__Dataset content__
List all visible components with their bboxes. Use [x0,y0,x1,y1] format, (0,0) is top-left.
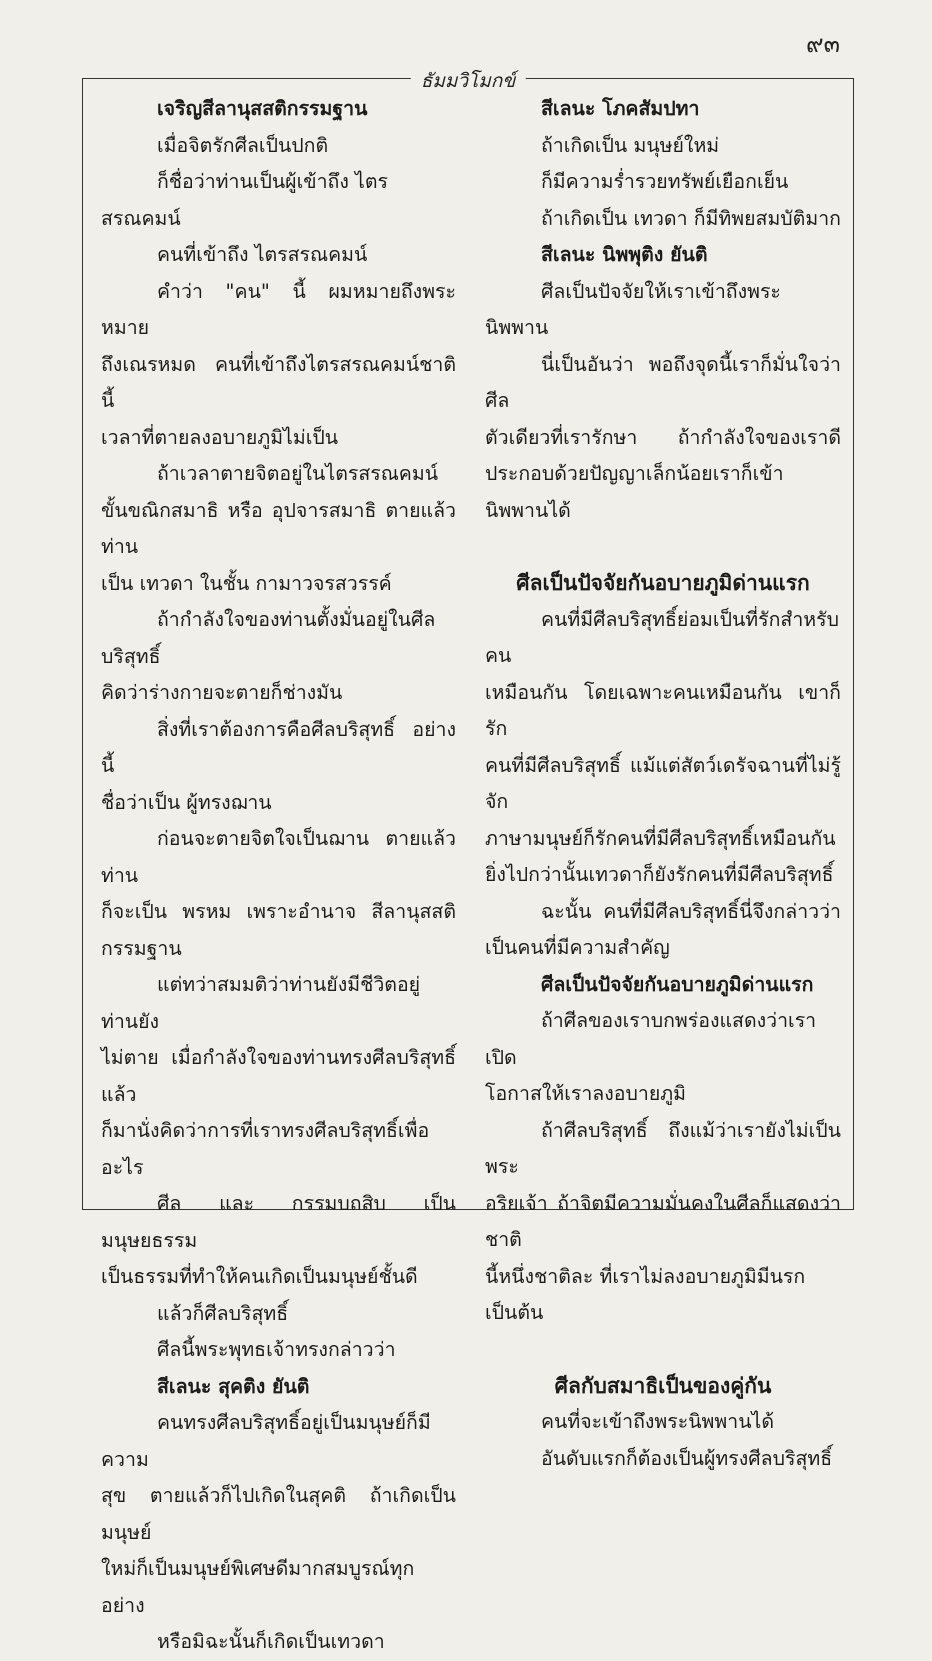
text-line: ก่อนจะตายจิตใจเป็นฌาน ตายแล้วท่าน [101,827,456,887]
text-line: ศีลเป็นปัจจัยกันอบายภูมิด่านแรก [541,972,814,996]
text-line: ภาษามนุษย์ก็รักคนที่มีศีลบริสุทธิ์เหมือนกัน [485,826,836,850]
text-line: ก็จะเป็น พรหม เพราะอำนาจ สีลานุสสติกรรมฐาน [101,900,456,960]
text-line: ศีลนี้พระพุทธเจ้าทรงกล่าวว่า [157,1338,396,1361]
text-line: ถ้ากำลังใจของท่านตั้งมั่นอยู่ในศีลบริสุทธิ์ [101,608,436,668]
text-line: ศีลเป็นปัจจัยให้เราเข้าถึงพระนิพพาน [485,279,781,339]
text-line: เป็น เทวดา ในชั้น กามาวจรสวรรค์ [101,571,392,595]
text-line: คนที่มีศีลบริสุทธิ์ แม้แต่สัตว์เดรัจฉานที่ไม่รู้จัก [485,753,841,813]
text-line: ถ้าเกิดเป็น เทวดา ก็มีทิพยสมบัติมาก [541,206,841,230]
left-column [101,91,456,1661]
text-line: ก็ชื่อว่าท่านเป็นผู้เข้าถึง ไตรสรณคมน์ [101,170,389,230]
text-line: หรือมิฉะนั้นก็เกิดเป็นเทวดา [157,1630,385,1653]
text-line: สุข ตายแล้วก็ไปเกิดในสุคติ ถ้าเกิดเป็นมนุษย์ [101,1484,456,1544]
text-line: ถึงเณรหมด คนที่เข้าถึงไตรสรณคมน์ชาตินี้ [101,352,456,412]
text-line: เป็นธรรมที่ทำให้คนเกิดเป็นมนุษย์ชั้นดี [101,1265,418,1288]
text-line: สีเลนะ สุคติง ยันติ [157,1374,310,1398]
text-line: อันดับแรกก็ต้องเป็นผู้ทรงศีลบริสุทธิ์ [541,1446,833,1470]
section-heading: ศีลเป็นปัจจัยกันอบายภูมิด่านแรก [516,571,810,595]
text-line: ถ้าศีลบริสุทธิ์ ถึงแม้ว่าเรายังไม่เป็นพระ [485,1118,841,1178]
text-line: ถ้าเกิดเป็น มนุษย์ใหม่ [541,133,720,157]
text-line: คำว่า "คน" นี้ ผมหมายถึงพระ หมาย [101,279,456,339]
text-line: ตัวเดียวที่เรารักษา ถ้ากำลังใจของเราดี [485,425,841,449]
text-line: นี้หนึ่งชาติละ ที่เราไม่ลงอบายภูมิมีนรกเป็นต้น [485,1264,806,1324]
text-line: ใหม่ก็เป็นมนุษย์พิเศษดีมากสมบูรณ์ทุกอย่าง [101,1557,415,1617]
text-line: แล้วก็ศีลบริสุทธิ์ [157,1301,289,1325]
text-line: แต่ทว่าสมมติว่าท่านยังมีชีวิตอยู่ท่านยัง [101,973,421,1033]
text-line: ชื่อว่าเป็น ผู้ทรงฌาน [101,790,272,814]
text-line: นี่เป็นอันว่า พอถึงจุดนี้เราก็มั่นใจว่าศีล [485,352,841,412]
text-line: คนทรงศีลบริสุทธิ์อยู่เป็นมนุษย์ก็มีความ [101,1411,431,1471]
text-line: เมื่อจิตรักศีลเป็นปกติ [157,133,329,157]
spacer [485,529,841,565]
spacer [485,1332,841,1368]
text-line: ฉะนั้น คนที่มีศีลบริสุทธิ์นี่จึงกล่าวว่า [541,899,841,923]
text-line: สีเลนะ นิพพุติง ยันติ [541,243,708,266]
text-line: ไม่ตาย เมื่อกำลังใจของท่านทรงศีลบริสุทธิ์แล้ว [101,1046,456,1106]
text-line: ก็มีความร่ำรวยทรัพย์เยือกเย็น [541,170,789,193]
text-line: ถ้าศีลของเราบกพร่องแสดงว่าเราเปิด [485,1009,817,1069]
text-frame [82,70,854,1653]
text-line: ถ้าเวลาตายจิตอยู่ในไตรสรณคมน์ [157,462,439,485]
text-line: คิดว่าร่างกายจะตายก็ช่างมัน [101,681,343,704]
text-line: ประกอบด้วยปัญญาเล็กน้อยเราก็เข้านิพพานได้ [485,462,784,522]
text-line: เป็นคนที่มีความสำคัญ [485,936,670,959]
text-line: อริยเจ้า ถ้าจิตมีความมั่นคงในศีลก็แสดงว่าชาติ [485,1191,841,1251]
text-line: ยิ่งไปกว่านั้นเทวดาก็ยังรักคนที่มีศีลบริสุทธิ์ [485,863,834,886]
text-line: สีเลนะ โภคสัมปทา [541,97,700,120]
text-line: ก็มานั่งคิดว่าการที่เราทรงศีลบริสุทธิ์เพื่ออะไร [101,1119,430,1179]
text-line: เวลาที่ตายลงอบายภูมิไม่เป็น [101,425,339,449]
running-header-title: ธัมมวิโมกข์ [411,66,526,96]
text-line: ขั้นขณิกสมาธิ หรือ อุปจารสมาธิ ตายแล้วท่าน [101,498,456,558]
text-line: สิ่งที่เราต้องการคือศีลบริสุทธิ์ อย่างนี้ [101,717,456,777]
right-column [485,91,841,1477]
text-line: โอกาสให้เราลงอบายภูมิ [485,1082,686,1105]
text-line: ศีล และ กรรมบถสิบ เป็น มนุษยธรรม [101,1192,456,1252]
text-line: เหมือนกัน โดยเฉพาะคนเหมือนกัน เขาก็รัก [485,680,841,740]
page-number: ๙๓ [806,30,840,58]
text-line: คนที่มีศีลบริสุทธิ์ย่อมเป็นที่รักสำหรับคน [485,607,839,667]
text-line: เจริญสีลานุสสติกรรมฐาน [157,97,368,120]
section-heading: ศีลกับสมาธิเป็นของคู่กัน [554,1373,772,1398]
text-line: คนที่จะเข้าถึงพระนิพพานได้ [541,1410,774,1433]
text-line: คนที่เข้าถึง ไตรสรณคมน์ [157,243,368,266]
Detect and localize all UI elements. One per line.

__Set problem__
Format the lines above as a JSON list of strings with one string per line. Skip any blank lines and leave the pictures out.

__Response__
[
  "List all visible components with their bboxes. Use [x0,y0,x1,y1] format, (0,0) is top-left.",
  "text-line: ก่อนจะตายจิตใจเป็นฌาน ตายแล้วท่าน [101,827,456,887]",
  "text-line: ศีลเป็นปัจจัยกันอบายภูมิด่านแรก [541,972,814,996]",
  "text-line: ภาษามนุษย์ก็รักคนที่มีศีลบริสุทธิ์เหมือนกัน [485,826,836,850]",
  "text-line: ก็จะเป็น พรหม เพราะอำนาจ สีลานุสสติกรรมฐาน [101,900,456,960]",
  "text-line: ศีลนี้พระพุทธเจ้าทรงกล่าวว่า [157,1338,396,1361]",
  "text-line: ถ้ากำลังใจของท่านตั้งมั่นอยู่ในศีลบริสุทธิ์ [101,608,436,668]",
  "text-line: ศีลเป็นปัจจัยให้เราเข้าถึงพระนิพพาน [485,279,781,339]",
  "text-line: เป็น เทวดา ในชั้น กามาวจรสวรรค์ [101,571,392,595]",
  "text-line: คนที่มีศีลบริสุทธิ์ แม้แต่สัตว์เดรัจฉานที่ไม่รู้จัก [485,753,841,813]",
  "text-line: ถ้าเกิดเป็น เทวดา ก็มีทิพยสมบัติมาก [541,206,841,230]",
  "left-column [101,91,456,1661]",
  "text-line: ก็ชื่อว่าท่านเป็นผู้เข้าถึง ไตรสรณคมน์ [101,170,389,230]",
  "text-line: หรือมิฉะนั้นก็เกิดเป็นเทวดา [157,1630,385,1653]",
  "text-line: สุข ตายแล้วก็ไปเกิดในสุคติ ถ้าเกิดเป็นมนุษย์ [101,1484,456,1544]",
  "text-line: ถึงเณรหมด คนที่เข้าถึงไตรสรณคมน์ชาตินี้ [101,352,456,412]",
  "text-line: เป็นธรรมที่ทำให้คนเกิดเป็นมนุษย์ชั้นดี [101,1265,418,1288]",
  "text-line: สีเลนะ สุคติง ยันติ [157,1374,310,1398]",
  "text-line: อันดับแรกก็ต้องเป็นผู้ทรงศีลบริสุทธิ์ [541,1446,833,1470]",
  "section-heading: ศีลเป็นปัจจัยกันอบายภูมิด่านแรก [516,571,810,595]",
  "text-line: ถ้าศีลบริสุทธิ์ ถึงแม้ว่าเรายังไม่เป็นพระ [485,1118,841,1178]",
  "text-line: ถ้าเกิดเป็น มนุษย์ใหม่ [541,133,720,157]",
  "text-line: คำว่า \"คน\" นี้ ผมหมายถึงพระ หมาย [101,279,456,339]",
  "text-line: ตัวเดียวที่เรารักษา ถ้ากำลังใจของเราดี [485,425,841,449]",
  "text-line: นี้หนึ่งชาติละ ที่เราไม่ลงอบายภูมิมีนรกเป็นต้น [485,1264,806,1324]",
  "text-line: ใหม่ก็เป็นมนุษย์พิเศษดีมากสมบูรณ์ทุกอย่าง [101,1557,415,1617]",
  "text-line: แล้วก็ศีลบริสุทธิ์ [157,1301,289,1325]",
  "text-line: แต่ทว่าสมมติว่าท่านยังมีชีวิตอยู่ท่านยัง [101,973,421,1033]",
  "text-line: ชื่อว่าเป็น ผู้ทรงฌาน [101,790,272,814]",
  "text-line: นี่เป็นอันว่า พอถึงจุดนี้เราก็มั่นใจว่าศีล [485,352,841,412]",
  "text-line: คนทรงศีลบริสุทธิ์อยู่เป็นมนุษย์ก็มีความ [101,1411,431,1471]",
  "text-line: เมื่อจิตรักศีลเป็นปกติ [157,133,329,157]",
  "spacer [485,529,841,565]",
  "spacer [485,1332,841,1368]",
  "text-line: ฉะนั้น คนที่มีศีลบริสุทธิ์นี่จึงกล่าวว่า [541,899,841,923]",
  "text-line: สีเลนะ นิพพุติง ยันติ [541,243,708,266]",
  "text-line: ไม่ตาย เมื่อกำลังใจของท่านทรงศีลบริสุทธิ์แล้ว [101,1046,456,1106]",
  "text-line: ก็มีความร่ำรวยทรัพย์เยือกเย็น [541,170,789,193]",
  "text-line: ถ้าศีลของเราบกพร่องแสดงว่าเราเปิด [485,1009,817,1069]",
  "text-frame [82,70,854,1653]",
  "text-line: ถ้าเวลาตายจิตอยู่ในไตรสรณคมน์ [157,462,439,485]",
  "text-line: คิดว่าร่างกายจะตายก็ช่างมัน [101,681,343,704]",
  "text-line: ประกอบด้วยปัญญาเล็กน้อยเราก็เข้านิพพานได้ [485,462,784,522]",
  "text-line: เป็นคนที่มีความสำคัญ [485,936,670,959]",
  "text-line: อริยเจ้า ถ้าจิตมีความมั่นคงในศีลก็แสดงว่าชาติ [485,1191,841,1251]",
  "text-line: ยิ่งไปกว่านั้นเทวดาก็ยังรักคนที่มีศีลบริสุทธิ์ [485,863,834,886]",
  "text-line: สีเลนะ โภคสัมปทา [541,97,700,120]",
  "text-line: ก็มานั่งคิดว่าการที่เราทรงศีลบริสุทธิ์เพื่ออะไร [101,1119,430,1179]",
  "text-line: เวลาที่ตายลงอบายภูมิไม่เป็น [101,425,339,449]",
  "running-header-title: ธัมมวิโมกข์ [411,66,526,96]",
  "text-line: ขั้นขณิกสมาธิ หรือ อุปจารสมาธิ ตายแล้วท่าน [101,498,456,558]",
  "text-line: สิ่งที่เราต้องการคือศีลบริสุทธิ์ อย่างนี้ [101,717,456,777]",
  "right-column [485,91,841,1477]",
  "text-line: โอกาสให้เราลงอบายภูมิ [485,1082,686,1105]",
  "text-line: ศีล และ กรรมบถสิบ เป็น มนุษยธรรม [101,1192,456,1252]",
  "text-line: เหมือนกัน โดยเฉพาะคนเหมือนกัน เขาก็รัก [485,680,841,740]",
  "page-number: ๙๓ [806,30,840,58]",
  "text-line: คนที่มีศีลบริสุทธิ์ย่อมเป็นที่รักสำหรับคน [485,607,839,667]",
  "text-line: เจริญสีลานุสสติกรรมฐาน [157,97,368,120]",
  "section-heading: ศีลกับสมาธิเป็นของคู่กัน [554,1373,772,1398]",
  "text-line: คนที่จะเข้าถึงพระนิพพานได้ [541,1410,774,1433]",
  "text-line: คนที่เข้าถึง ไตรสรณคมน์ [157,243,368,266]",
  "Detect and localize all UI elements. One per line."
]